▶ _GOAL OF THE EXERCISE_: Select all lines in the records that include "values".

▶ _INPUT MATERIAL_:

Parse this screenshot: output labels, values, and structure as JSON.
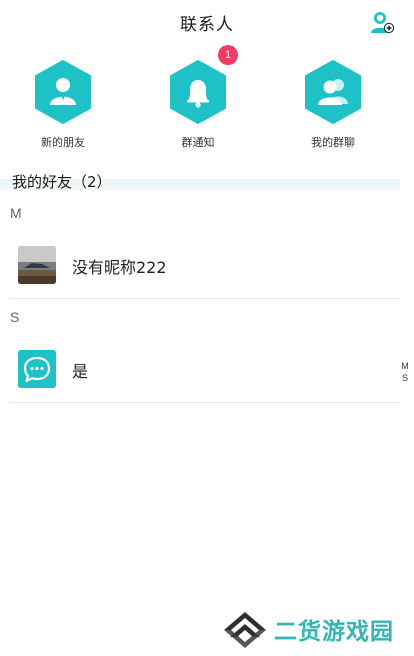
{
  "header": {
    "title": "联系人"
  },
  "quick_actions": [
    {
      "label": "新的朋友",
      "icon": "person-icon"
    },
    {
      "label": "群通知",
      "icon": "bell-icon",
      "badge": "1"
    },
    {
      "label": "我的群聊",
      "icon": "group-icon"
    }
  ],
  "friends": {
    "heading": "我的好友（2）",
    "groups": [
      {
        "letter": "M",
        "items": [
          {
            "name": "没有昵称222",
            "avatar": "photo"
          }
        ]
      },
      {
        "letter": "S",
        "items": [
          {
            "name": "是",
            "avatar": "chat-bubble-icon"
          }
        ]
      }
    ]
  },
  "index_bar": [
    "M",
    "S"
  ],
  "watermark": {
    "text": "二货游戏园"
  },
  "colors": {
    "accent": "#1ec2c6",
    "badge": "#f23d63"
  }
}
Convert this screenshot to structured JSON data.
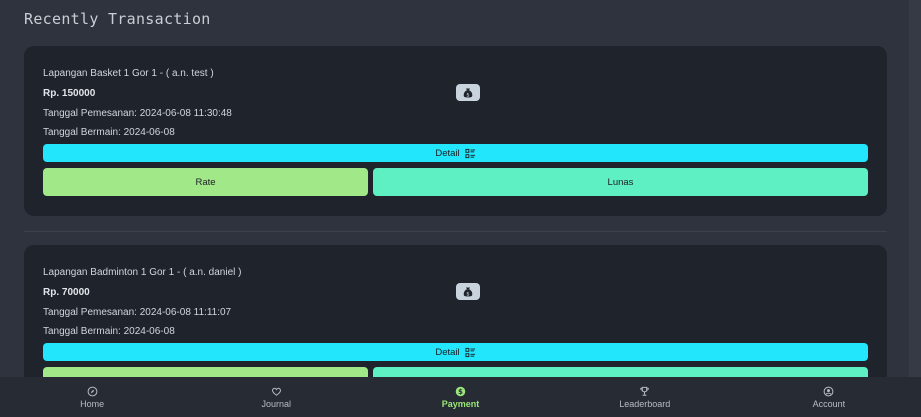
{
  "page": {
    "title": "Recently Transaction"
  },
  "transactions": [
    {
      "venue": "Lapangan Basket 1 Gor 1 - ( a.n. test )",
      "price": "Rp. 150000",
      "booking_date": "Tanggal Pemesanan: 2024-06-08 11:30:48",
      "play_date": "Tanggal Bermain: 2024-06-08",
      "detail_label": "Detail",
      "rate_label": "Rate",
      "status_label": "Lunas"
    },
    {
      "venue": "Lapangan Badminton 1 Gor 1 - ( a.n. daniel )",
      "price": "Rp. 70000",
      "booking_date": "Tanggal Pemesanan: 2024-06-08 11:11:07",
      "play_date": "Tanggal Bermain: 2024-06-08",
      "detail_label": "Detail"
    }
  ],
  "nav": {
    "items": [
      {
        "label": "Home",
        "icon": "compass-icon"
      },
      {
        "label": "Journal",
        "icon": "journal-icon"
      },
      {
        "label": "Payment",
        "icon": "dollar-icon",
        "active": true
      },
      {
        "label": "Leaderboard",
        "icon": "trophy-icon"
      },
      {
        "label": "Account",
        "icon": "account-icon"
      }
    ]
  },
  "colors": {
    "background": "#2e333d",
    "card": "#1f232b",
    "detail_button": "#22e6fb",
    "rate_button": "#a1e889",
    "status_button": "#5eefc2",
    "nav_active": "#9ae67a"
  }
}
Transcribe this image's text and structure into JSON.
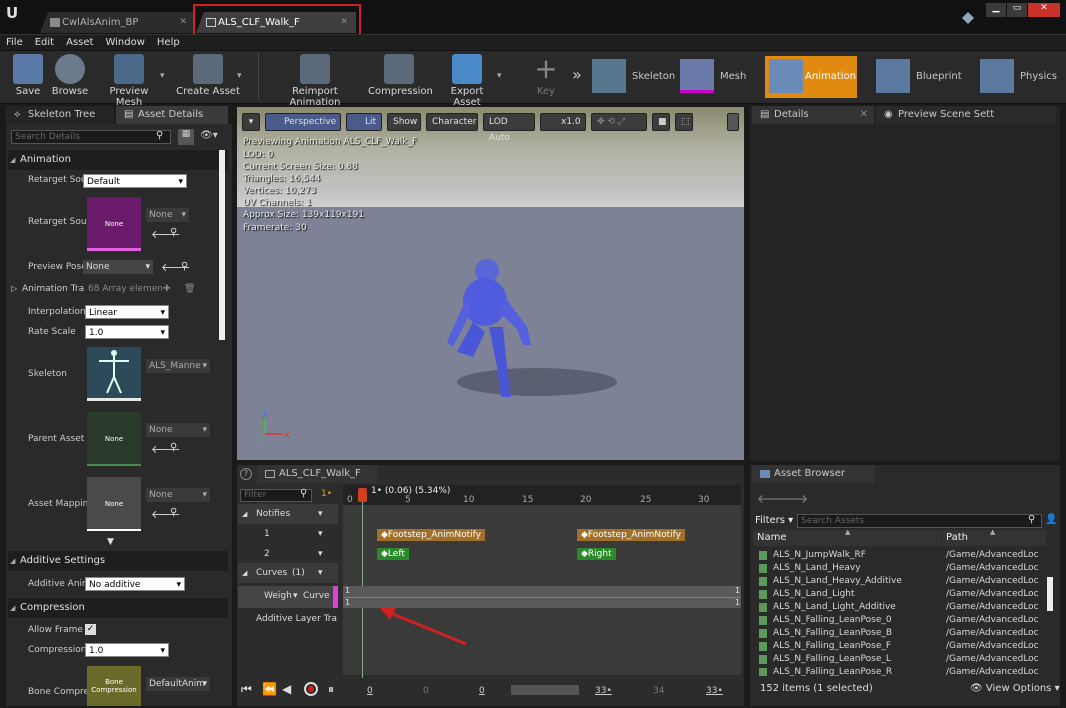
{
  "window": {
    "tabs": [
      {
        "label": "CwlAlsAnim_BP"
      },
      {
        "label": "ALS_CLF_Walk_F"
      }
    ]
  },
  "menu": [
    "File",
    "Edit",
    "Asset",
    "Window",
    "Help"
  ],
  "toolbar": {
    "save": "Save",
    "browse": "Browse",
    "preview_mesh": "Preview Mesh",
    "create_asset": "Create Asset",
    "reimport": "Reimport Animation",
    "compression": "Compression",
    "export": "Export Asset",
    "key": "Key",
    "modes": {
      "skeleton": "Skeleton",
      "mesh": "Mesh",
      "animation": "Animation",
      "blueprint": "Blueprint",
      "physics": "Physics"
    }
  },
  "left_panel": {
    "tabs": {
      "skeleton_tree": "Skeleton Tree",
      "asset_details": "Asset Details"
    },
    "search_placeholder": "Search Details",
    "sections": {
      "animation": "Animation",
      "additive": "Additive Settings",
      "compression": "Compression"
    },
    "rows": {
      "retarget_source": "Retarget Sour",
      "retarget_source_val": "Default",
      "retarget_source2": "Retarget Sour",
      "none": "None",
      "preview_pose": "Preview Pose",
      "preview_pose_val": "None",
      "anim_track": "Animation Tra",
      "anim_track_val": "68 Array elemen",
      "interpolation": "Interpolation",
      "interpolation_val": "Linear",
      "rate_scale": "Rate Scale",
      "rate_scale_val": "1.0",
      "skeleton": "Skeleton",
      "skeleton_val": "ALS_Manne",
      "parent_asset": "Parent Asset",
      "parent_asset_val": "None",
      "asset_mapping": "Asset Mappin",
      "asset_mapping_val": "None",
      "additive_anim": "Additive Anim",
      "additive_anim_val": "No additive",
      "allow_frame": "Allow Frame S",
      "compression_ratio": "Compression I",
      "compression_ratio_val": "1.0",
      "bone_compress": "Bone Compres",
      "bone_compress_val": "DefaultAnim",
      "bone_thumb": "Bone Compression"
    }
  },
  "viewport": {
    "buttons": {
      "perspective": "Perspective",
      "lit": "Lit",
      "show": "Show",
      "character": "Character",
      "lod": "LOD Auto",
      "speed": "x1.0"
    },
    "overlay": [
      "Previewing Animation ALS_CLF_Walk_F",
      "LOD: 0",
      "Current Screen Size: 0.88",
      "Triangles: 16,544",
      "Vertices: 10,273",
      "UV Channels: 1",
      "Approx Size: 139x119x191",
      "Framerate: 30"
    ]
  },
  "right_panel": {
    "tabs": {
      "details": "Details",
      "preview_scene": "Preview Scene Sett"
    }
  },
  "timeline": {
    "tab": "ALS_CLF_Walk_F",
    "filter_placeholder": "Filter",
    "frame_indicator": "1•",
    "playhead": "1• (0.06) (5.34%)",
    "ticks": [
      "0",
      "5",
      "10",
      "15",
      "20",
      "25",
      "30"
    ],
    "notifies": "Notifies",
    "track1": "1",
    "track2": "2",
    "curves": "Curves",
    "curves_count": "(1)",
    "weight": "Weigh",
    "curve": "Curve",
    "additive_layer": "Additive Layer Tra",
    "notify_events": [
      {
        "label": "Footstep_AnimNotify"
      },
      {
        "label": "Footstep_AnimNotify"
      }
    ],
    "notify_markers": [
      {
        "label": "Left"
      },
      {
        "label": "Right"
      }
    ],
    "curve_val_left": "1",
    "curve_val_left2": "1",
    "curve_val_right": "1",
    "curve_val_right2": "1",
    "bottom_nums": [
      "0",
      "0",
      "0",
      "33•",
      "34",
      "33•"
    ]
  },
  "asset_browser": {
    "tab": "Asset Browser",
    "filters": "Filters",
    "search_placeholder": "Search Assets",
    "col_name": "Name",
    "col_path": "Path",
    "rows": [
      {
        "name": "ALS_N_JumpWalk_RF",
        "path": "/Game/AdvancedLoc"
      },
      {
        "name": "ALS_N_Land_Heavy",
        "path": "/Game/AdvancedLoc"
      },
      {
        "name": "ALS_N_Land_Heavy_Additive",
        "path": "/Game/AdvancedLoc"
      },
      {
        "name": "ALS_N_Land_Light",
        "path": "/Game/AdvancedLoc"
      },
      {
        "name": "ALS_N_Land_Light_Additive",
        "path": "/Game/AdvancedLoc"
      },
      {
        "name": "ALS_N_Falling_LeanPose_0",
        "path": "/Game/AdvancedLoc"
      },
      {
        "name": "ALS_N_Falling_LeanPose_B",
        "path": "/Game/AdvancedLoc"
      },
      {
        "name": "ALS_N_Falling_LeanPose_F",
        "path": "/Game/AdvancedLoc"
      },
      {
        "name": "ALS_N_Falling_LeanPose_L",
        "path": "/Game/AdvancedLoc"
      },
      {
        "name": "ALS_N_Falling_LeanPose_R",
        "path": "/Game/AdvancedLoc"
      }
    ],
    "status": "152 items (1 selected)",
    "view_options": "View Options"
  }
}
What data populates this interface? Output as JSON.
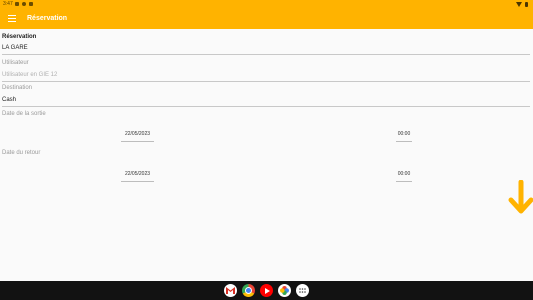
{
  "status_bar": {
    "time": "3:47"
  },
  "app_bar": {
    "title": "Réservation"
  },
  "form": {
    "section_title": "Réservation",
    "location_value": "LA GARE",
    "user_label": "Utilisateur",
    "user_value": "Utilisateur en GIE 12",
    "destination_label": "Destination",
    "destination_value": "Cash",
    "departure_label": "Date de la sortie",
    "departure_date": "22/05/2023",
    "departure_time": "00:00",
    "return_label": "Date du retour",
    "return_date": "22/05/2023",
    "return_time": "00:00"
  },
  "nav_apps": [
    "gmail-icon",
    "chrome-icon",
    "youtube-icon",
    "photos-icon",
    "app-drawer-icon"
  ],
  "colors": {
    "accent": "#ffb300",
    "fab_arrow": "#ffb300"
  }
}
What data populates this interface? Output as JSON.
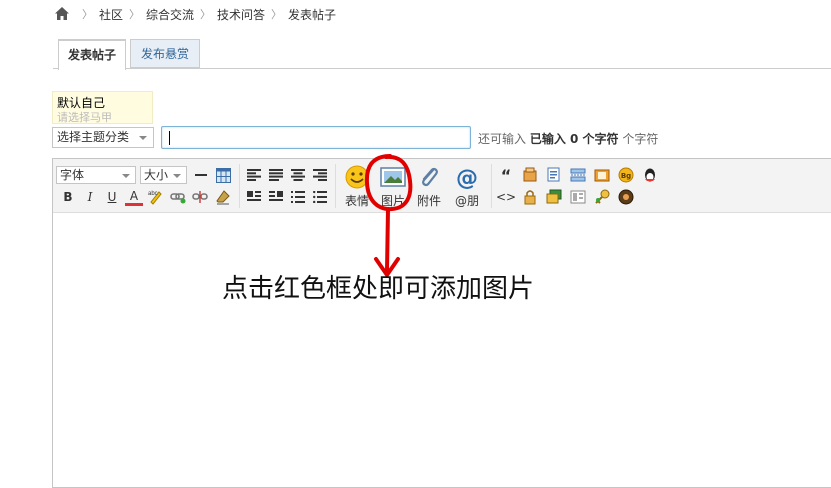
{
  "breadcrumb": {
    "home_icon": "home-icon",
    "items": [
      "社区",
      "综合交流",
      "技术问答",
      "发表帖子"
    ]
  },
  "tabs": [
    {
      "label": "发表帖子",
      "active": true
    },
    {
      "label": "发布悬赏",
      "active": false
    }
  ],
  "user_select": {
    "current": "默认自己",
    "hint": "请选择马甲"
  },
  "topic_select": {
    "value": "选择主题分类"
  },
  "subject": {
    "value": "",
    "counter_prefix": "还可输入",
    "counter_bold": "已输入 0 个字符",
    "counter_suffix": "个字符"
  },
  "toolbar": {
    "font_label": "字体",
    "size_label": "大小",
    "big_buttons": {
      "emoji": "表情",
      "image": "图片",
      "attach": "附件",
      "mention": "@朋"
    },
    "small_buttons": {
      "bold": "B",
      "italic": "I",
      "underline": "U",
      "forecolor": "A",
      "quote": "“",
      "code": "<>"
    }
  },
  "annotation": "点击红色框处即可添加图片",
  "colors": {
    "annotation_red": "#e00000",
    "tab_inactive_bg": "#e7eef5",
    "tab_inactive_text": "#336699",
    "input_border": "#7eb3d8"
  }
}
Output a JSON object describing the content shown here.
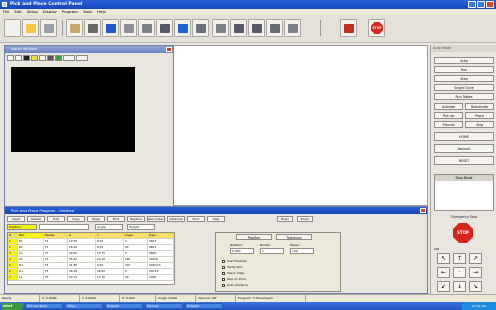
{
  "window": {
    "title": "Pick and Place Control Panel"
  },
  "menu": [
    "File",
    "Edit",
    "Setup",
    "Display",
    "Program",
    "Tools",
    "Help"
  ],
  "toolbar": {
    "buttons": [
      {
        "icon": "new-file-icon",
        "color": "#f0f0f0"
      },
      {
        "icon": "open-folder-icon",
        "color": "#f4c842"
      },
      {
        "icon": "machine-icon",
        "color": "#9aa0a8"
      },
      {
        "icon": "feeder-icon",
        "color": "#c8a86a"
      },
      {
        "icon": "camera-icon",
        "color": "#6a6a6a"
      },
      {
        "icon": "board-icon",
        "color": "#2255cc"
      },
      {
        "icon": "nozzle-icon",
        "color": "#8a8f99"
      },
      {
        "icon": "tray-icon",
        "color": "#7a7f88"
      },
      {
        "icon": "pick-icon",
        "color": "#555a66"
      },
      {
        "icon": "vision-icon",
        "color": "#1e5fd8"
      },
      {
        "icon": "placement-icon",
        "color": "#6a6f78"
      },
      {
        "icon": "calibrate-icon",
        "color": "#7a7f88"
      },
      {
        "icon": "conveyor-icon",
        "color": "#555a66"
      },
      {
        "icon": "tool-change-icon",
        "color": "#555a66"
      },
      {
        "icon": "wrench-icon",
        "color": "#666b74"
      },
      {
        "icon": "phone-icon",
        "color": "#7a7f88"
      },
      {
        "icon": "home-icon",
        "color": "#c03020"
      }
    ],
    "stop_label": "STOP"
  },
  "camera_window": {
    "title": "Vision Window"
  },
  "right_panel": {
    "header": "Auto Mode",
    "buttons": [
      "Auto",
      "Run",
      "Step",
      "Single Cycle",
      "Run Tables"
    ],
    "grid_buttons": [
      [
        "Activate",
        "Deactivate"
      ],
      [
        "Pick Up",
        "Place"
      ],
      [
        "Fiducial",
        "Skip"
      ]
    ],
    "wide_buttons": [
      "HOME",
      "Vacuum",
      "RESET"
    ],
    "list_title": "Step Mode",
    "stop_label": "STOP",
    "stop_caption": "Emergency Stop",
    "jog_title": "Jog"
  },
  "program_window": {
    "title": "Pick and Place Program - Untitled",
    "buttons": [
      "Insert",
      "Delete",
      "Edit",
      "Copy",
      "Paste",
      "Find",
      "Replace",
      "Renumber",
      "Optimize",
      "Print",
      "Help"
    ],
    "right_buttons": [
      "Rows",
      "Zoom"
    ],
    "fields": [
      "Position",
      "",
      "Angle",
      "Height"
    ],
    "grid": {
      "headers": [
        "#",
        "Part",
        "Feeder",
        "X",
        "Y",
        "Angle",
        "Type"
      ],
      "rows": [
        [
          "1",
          "R1",
          "F1",
          "12.50",
          "8.25",
          "0",
          "0603"
        ],
        [
          "2",
          "R2",
          "F1",
          "18.20",
          "8.25",
          "90",
          "0603"
        ],
        [
          "3",
          "C1",
          "F3",
          "24.00",
          "15.75",
          "0",
          "0805"
        ],
        [
          "4",
          "U1",
          "T1",
          "35.40",
          "22.10",
          "180",
          "SOIC8"
        ],
        [
          "5",
          "D1",
          "F4",
          "41.80",
          "9.60",
          "270",
          "SOD123"
        ],
        [
          "6",
          "Q1",
          "F5",
          "28.30",
          "30.00",
          "0",
          "SOT23"
        ],
        [
          "7",
          "L1",
          "F6",
          "50.10",
          "12.40",
          "90",
          "1206"
        ]
      ]
    },
    "options": {
      "tabs": [
        "Position",
        "Tolerance"
      ],
      "labels": [
        "Rotation",
        "Nozzle",
        "Speed"
      ],
      "values": [
        "0.000",
        "1",
        "100"
      ],
      "checks": [
        "Use Fiducials",
        "Verify Part",
        "Vision Align",
        "Skip on Error",
        "Auto Advance"
      ]
    }
  },
  "statusbar": [
    "Ready",
    "X: 0.0000",
    "Y: 0.0000",
    "Z: 0.000",
    "Angle: 0.000",
    "Vacuum: Off",
    "Program: 7 Placements"
  ],
  "taskbar": {
    "start": "start",
    "tasks": [
      "Pick and Place",
      "Vision",
      "Program",
      "Explorer",
      "Notepad"
    ],
    "clock": "10:42 AM"
  }
}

▶ _SOLUTION_:
Parse this screenshot: output labels, values, and structure as JSON.
      "values": [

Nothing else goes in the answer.